> **DATASET RECORDS**:
* * *

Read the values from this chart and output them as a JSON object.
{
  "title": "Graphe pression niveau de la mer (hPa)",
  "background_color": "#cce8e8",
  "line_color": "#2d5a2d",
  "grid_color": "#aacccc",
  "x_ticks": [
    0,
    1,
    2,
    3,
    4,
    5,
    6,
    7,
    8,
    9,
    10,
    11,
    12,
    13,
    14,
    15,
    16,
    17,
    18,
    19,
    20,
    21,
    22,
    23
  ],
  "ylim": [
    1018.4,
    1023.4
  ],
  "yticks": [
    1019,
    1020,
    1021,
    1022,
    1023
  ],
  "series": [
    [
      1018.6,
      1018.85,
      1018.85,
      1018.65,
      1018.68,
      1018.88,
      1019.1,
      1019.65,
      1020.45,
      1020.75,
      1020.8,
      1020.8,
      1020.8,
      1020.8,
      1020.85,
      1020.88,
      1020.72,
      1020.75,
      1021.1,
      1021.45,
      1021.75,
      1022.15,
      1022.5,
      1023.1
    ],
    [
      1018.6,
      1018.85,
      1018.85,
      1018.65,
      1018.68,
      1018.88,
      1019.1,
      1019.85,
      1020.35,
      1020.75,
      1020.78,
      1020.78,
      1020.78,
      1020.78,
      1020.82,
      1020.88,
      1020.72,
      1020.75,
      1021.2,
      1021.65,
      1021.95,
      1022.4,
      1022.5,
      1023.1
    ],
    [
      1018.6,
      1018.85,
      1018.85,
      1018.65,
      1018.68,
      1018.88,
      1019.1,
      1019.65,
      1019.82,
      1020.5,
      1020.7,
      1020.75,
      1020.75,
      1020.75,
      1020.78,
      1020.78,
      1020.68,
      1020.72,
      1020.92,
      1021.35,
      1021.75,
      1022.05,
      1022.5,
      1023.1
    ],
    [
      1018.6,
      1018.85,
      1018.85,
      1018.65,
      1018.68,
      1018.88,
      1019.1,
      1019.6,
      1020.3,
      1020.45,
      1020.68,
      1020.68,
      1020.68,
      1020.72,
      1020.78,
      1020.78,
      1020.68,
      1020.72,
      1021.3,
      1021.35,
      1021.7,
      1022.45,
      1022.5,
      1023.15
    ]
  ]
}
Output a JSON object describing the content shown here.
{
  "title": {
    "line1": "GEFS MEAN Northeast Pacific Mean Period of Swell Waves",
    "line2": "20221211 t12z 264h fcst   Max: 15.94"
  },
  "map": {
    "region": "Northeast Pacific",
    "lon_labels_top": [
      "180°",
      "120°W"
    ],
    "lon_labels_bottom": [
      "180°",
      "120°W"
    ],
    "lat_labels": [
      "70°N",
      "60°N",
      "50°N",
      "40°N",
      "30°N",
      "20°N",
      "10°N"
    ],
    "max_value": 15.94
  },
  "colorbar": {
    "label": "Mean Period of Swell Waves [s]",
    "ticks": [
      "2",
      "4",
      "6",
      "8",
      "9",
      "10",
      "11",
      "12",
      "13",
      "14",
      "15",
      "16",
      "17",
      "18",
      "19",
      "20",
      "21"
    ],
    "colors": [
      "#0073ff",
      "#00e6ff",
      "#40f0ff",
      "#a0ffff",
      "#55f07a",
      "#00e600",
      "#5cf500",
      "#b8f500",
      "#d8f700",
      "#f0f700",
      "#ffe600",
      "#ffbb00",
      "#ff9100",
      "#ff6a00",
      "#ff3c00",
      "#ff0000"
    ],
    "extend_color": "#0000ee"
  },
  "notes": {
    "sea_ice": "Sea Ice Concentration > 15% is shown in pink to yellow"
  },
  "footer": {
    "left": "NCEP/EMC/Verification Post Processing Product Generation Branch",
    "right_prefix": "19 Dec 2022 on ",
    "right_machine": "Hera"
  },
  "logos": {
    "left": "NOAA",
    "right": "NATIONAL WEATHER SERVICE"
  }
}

* * *

> **REQUIREMENTS**:
Pull out every line in the material above where "Period" occurs.

> **THE RESULT**:
    "line1": "GEFS MEAN Northeast Pacific Mean Period of Swell Waves",
    "label": "Mean Period of Swell Waves [s]",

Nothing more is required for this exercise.